WHAT IS REQUIRED: Exactly repeat the full listing that follows.

TASK INPUTS:
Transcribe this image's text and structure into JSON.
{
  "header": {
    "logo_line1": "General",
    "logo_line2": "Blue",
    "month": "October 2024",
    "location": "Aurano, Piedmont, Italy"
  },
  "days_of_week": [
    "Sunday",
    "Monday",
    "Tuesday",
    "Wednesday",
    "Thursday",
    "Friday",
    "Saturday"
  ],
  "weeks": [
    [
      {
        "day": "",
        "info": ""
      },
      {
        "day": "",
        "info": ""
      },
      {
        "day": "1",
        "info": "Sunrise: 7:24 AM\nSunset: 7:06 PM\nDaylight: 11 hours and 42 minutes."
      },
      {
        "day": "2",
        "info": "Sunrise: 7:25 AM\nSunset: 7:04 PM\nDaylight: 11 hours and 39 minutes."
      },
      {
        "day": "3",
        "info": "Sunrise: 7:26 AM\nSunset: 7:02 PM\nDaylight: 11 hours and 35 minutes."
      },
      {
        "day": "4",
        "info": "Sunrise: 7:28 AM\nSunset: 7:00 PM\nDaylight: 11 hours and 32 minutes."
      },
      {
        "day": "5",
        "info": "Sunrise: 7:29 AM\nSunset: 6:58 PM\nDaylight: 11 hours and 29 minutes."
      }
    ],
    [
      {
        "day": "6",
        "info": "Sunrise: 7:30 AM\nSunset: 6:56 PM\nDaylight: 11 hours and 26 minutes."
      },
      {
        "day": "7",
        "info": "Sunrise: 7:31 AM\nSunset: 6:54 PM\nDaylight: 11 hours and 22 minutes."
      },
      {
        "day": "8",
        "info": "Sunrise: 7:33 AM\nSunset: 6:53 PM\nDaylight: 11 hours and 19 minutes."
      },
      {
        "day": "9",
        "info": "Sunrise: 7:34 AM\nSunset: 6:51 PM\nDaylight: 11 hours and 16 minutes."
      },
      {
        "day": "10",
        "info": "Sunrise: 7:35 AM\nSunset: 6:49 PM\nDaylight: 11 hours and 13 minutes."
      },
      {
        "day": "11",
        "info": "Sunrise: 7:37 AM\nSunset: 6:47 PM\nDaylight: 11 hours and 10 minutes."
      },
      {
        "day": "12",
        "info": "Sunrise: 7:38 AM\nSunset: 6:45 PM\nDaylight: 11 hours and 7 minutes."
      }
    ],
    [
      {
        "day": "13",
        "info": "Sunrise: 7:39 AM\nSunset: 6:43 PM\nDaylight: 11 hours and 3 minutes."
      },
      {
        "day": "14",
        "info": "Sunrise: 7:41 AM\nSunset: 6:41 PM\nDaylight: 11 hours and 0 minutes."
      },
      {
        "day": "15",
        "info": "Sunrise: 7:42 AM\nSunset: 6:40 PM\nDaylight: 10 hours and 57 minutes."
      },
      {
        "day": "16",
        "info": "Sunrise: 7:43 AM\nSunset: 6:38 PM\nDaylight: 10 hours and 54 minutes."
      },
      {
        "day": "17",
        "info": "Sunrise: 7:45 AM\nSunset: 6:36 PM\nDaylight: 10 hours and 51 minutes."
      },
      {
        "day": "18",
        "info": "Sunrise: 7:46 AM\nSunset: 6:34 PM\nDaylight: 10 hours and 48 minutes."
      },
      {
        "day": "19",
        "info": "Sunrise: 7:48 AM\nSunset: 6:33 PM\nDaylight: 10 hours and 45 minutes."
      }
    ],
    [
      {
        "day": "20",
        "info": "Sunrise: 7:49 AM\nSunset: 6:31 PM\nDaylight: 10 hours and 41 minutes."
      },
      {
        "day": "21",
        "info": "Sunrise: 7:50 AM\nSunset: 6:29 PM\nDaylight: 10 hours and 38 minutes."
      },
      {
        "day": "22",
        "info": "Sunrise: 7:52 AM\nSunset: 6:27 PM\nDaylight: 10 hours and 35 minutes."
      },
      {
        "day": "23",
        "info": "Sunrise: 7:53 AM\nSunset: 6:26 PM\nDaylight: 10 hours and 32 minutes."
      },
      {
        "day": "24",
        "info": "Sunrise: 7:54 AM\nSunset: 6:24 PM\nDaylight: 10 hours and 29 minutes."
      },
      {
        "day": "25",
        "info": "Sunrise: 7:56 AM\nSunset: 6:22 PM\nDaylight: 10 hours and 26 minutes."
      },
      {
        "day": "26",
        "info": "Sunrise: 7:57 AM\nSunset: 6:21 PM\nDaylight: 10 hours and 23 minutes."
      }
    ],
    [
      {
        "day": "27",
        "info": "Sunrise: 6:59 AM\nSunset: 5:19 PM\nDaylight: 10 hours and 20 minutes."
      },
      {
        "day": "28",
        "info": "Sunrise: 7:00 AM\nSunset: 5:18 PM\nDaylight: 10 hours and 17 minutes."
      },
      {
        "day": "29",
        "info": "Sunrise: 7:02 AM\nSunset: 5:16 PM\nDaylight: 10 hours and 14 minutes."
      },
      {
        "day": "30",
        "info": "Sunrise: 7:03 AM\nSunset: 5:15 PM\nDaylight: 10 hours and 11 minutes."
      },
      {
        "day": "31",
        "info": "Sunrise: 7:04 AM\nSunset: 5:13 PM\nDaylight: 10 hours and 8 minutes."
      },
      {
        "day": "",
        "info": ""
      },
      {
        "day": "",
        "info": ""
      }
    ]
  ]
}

EXERCISE ANSWER:
Transcribe this image's text and structure into JSON.
{
  "header": {
    "logo_line1": "General",
    "logo_line2": "Blue",
    "month": "October 2024",
    "location": "Aurano, Piedmont, Italy"
  },
  "days_of_week": [
    "Sunday",
    "Monday",
    "Tuesday",
    "Wednesday",
    "Thursday",
    "Friday",
    "Saturday"
  ],
  "weeks": [
    [
      {
        "day": "",
        "info": ""
      },
      {
        "day": "",
        "info": ""
      },
      {
        "day": "1",
        "info": "Sunrise: 7:24 AM\nSunset: 7:06 PM\nDaylight: 11 hours and 42 minutes."
      },
      {
        "day": "2",
        "info": "Sunrise: 7:25 AM\nSunset: 7:04 PM\nDaylight: 11 hours and 39 minutes."
      },
      {
        "day": "3",
        "info": "Sunrise: 7:26 AM\nSunset: 7:02 PM\nDaylight: 11 hours and 35 minutes."
      },
      {
        "day": "4",
        "info": "Sunrise: 7:28 AM\nSunset: 7:00 PM\nDaylight: 11 hours and 32 minutes."
      },
      {
        "day": "5",
        "info": "Sunrise: 7:29 AM\nSunset: 6:58 PM\nDaylight: 11 hours and 29 minutes."
      }
    ],
    [
      {
        "day": "6",
        "info": "Sunrise: 7:30 AM\nSunset: 6:56 PM\nDaylight: 11 hours and 26 minutes."
      },
      {
        "day": "7",
        "info": "Sunrise: 7:31 AM\nSunset: 6:54 PM\nDaylight: 11 hours and 22 minutes."
      },
      {
        "day": "8",
        "info": "Sunrise: 7:33 AM\nSunset: 6:53 PM\nDaylight: 11 hours and 19 minutes."
      },
      {
        "day": "9",
        "info": "Sunrise: 7:34 AM\nSunset: 6:51 PM\nDaylight: 11 hours and 16 minutes."
      },
      {
        "day": "10",
        "info": "Sunrise: 7:35 AM\nSunset: 6:49 PM\nDaylight: 11 hours and 13 minutes."
      },
      {
        "day": "11",
        "info": "Sunrise: 7:37 AM\nSunset: 6:47 PM\nDaylight: 11 hours and 10 minutes."
      },
      {
        "day": "12",
        "info": "Sunrise: 7:38 AM\nSunset: 6:45 PM\nDaylight: 11 hours and 7 minutes."
      }
    ],
    [
      {
        "day": "13",
        "info": "Sunrise: 7:39 AM\nSunset: 6:43 PM\nDaylight: 11 hours and 3 minutes."
      },
      {
        "day": "14",
        "info": "Sunrise: 7:41 AM\nSunset: 6:41 PM\nDaylight: 11 hours and 0 minutes."
      },
      {
        "day": "15",
        "info": "Sunrise: 7:42 AM\nSunset: 6:40 PM\nDaylight: 10 hours and 57 minutes."
      },
      {
        "day": "16",
        "info": "Sunrise: 7:43 AM\nSunset: 6:38 PM\nDaylight: 10 hours and 54 minutes."
      },
      {
        "day": "17",
        "info": "Sunrise: 7:45 AM\nSunset: 6:36 PM\nDaylight: 10 hours and 51 minutes."
      },
      {
        "day": "18",
        "info": "Sunrise: 7:46 AM\nSunset: 6:34 PM\nDaylight: 10 hours and 48 minutes."
      },
      {
        "day": "19",
        "info": "Sunrise: 7:48 AM\nSunset: 6:33 PM\nDaylight: 10 hours and 45 minutes."
      }
    ],
    [
      {
        "day": "20",
        "info": "Sunrise: 7:49 AM\nSunset: 6:31 PM\nDaylight: 10 hours and 41 minutes."
      },
      {
        "day": "21",
        "info": "Sunrise: 7:50 AM\nSunset: 6:29 PM\nDaylight: 10 hours and 38 minutes."
      },
      {
        "day": "22",
        "info": "Sunrise: 7:52 AM\nSunset: 6:27 PM\nDaylight: 10 hours and 35 minutes."
      },
      {
        "day": "23",
        "info": "Sunrise: 7:53 AM\nSunset: 6:26 PM\nDaylight: 10 hours and 32 minutes."
      },
      {
        "day": "24",
        "info": "Sunrise: 7:54 AM\nSunset: 6:24 PM\nDaylight: 10 hours and 29 minutes."
      },
      {
        "day": "25",
        "info": "Sunrise: 7:56 AM\nSunset: 6:22 PM\nDaylight: 10 hours and 26 minutes."
      },
      {
        "day": "26",
        "info": "Sunrise: 7:57 AM\nSunset: 6:21 PM\nDaylight: 10 hours and 23 minutes."
      }
    ],
    [
      {
        "day": "27",
        "info": "Sunrise: 6:59 AM\nSunset: 5:19 PM\nDaylight: 10 hours and 20 minutes."
      },
      {
        "day": "28",
        "info": "Sunrise: 7:00 AM\nSunset: 5:18 PM\nDaylight: 10 hours and 17 minutes."
      },
      {
        "day": "29",
        "info": "Sunrise: 7:02 AM\nSunset: 5:16 PM\nDaylight: 10 hours and 14 minutes."
      },
      {
        "day": "30",
        "info": "Sunrise: 7:03 AM\nSunset: 5:15 PM\nDaylight: 10 hours and 11 minutes."
      },
      {
        "day": "31",
        "info": "Sunrise: 7:04 AM\nSunset: 5:13 PM\nDaylight: 10 hours and 8 minutes."
      },
      {
        "day": "",
        "info": ""
      },
      {
        "day": "",
        "info": ""
      }
    ]
  ]
}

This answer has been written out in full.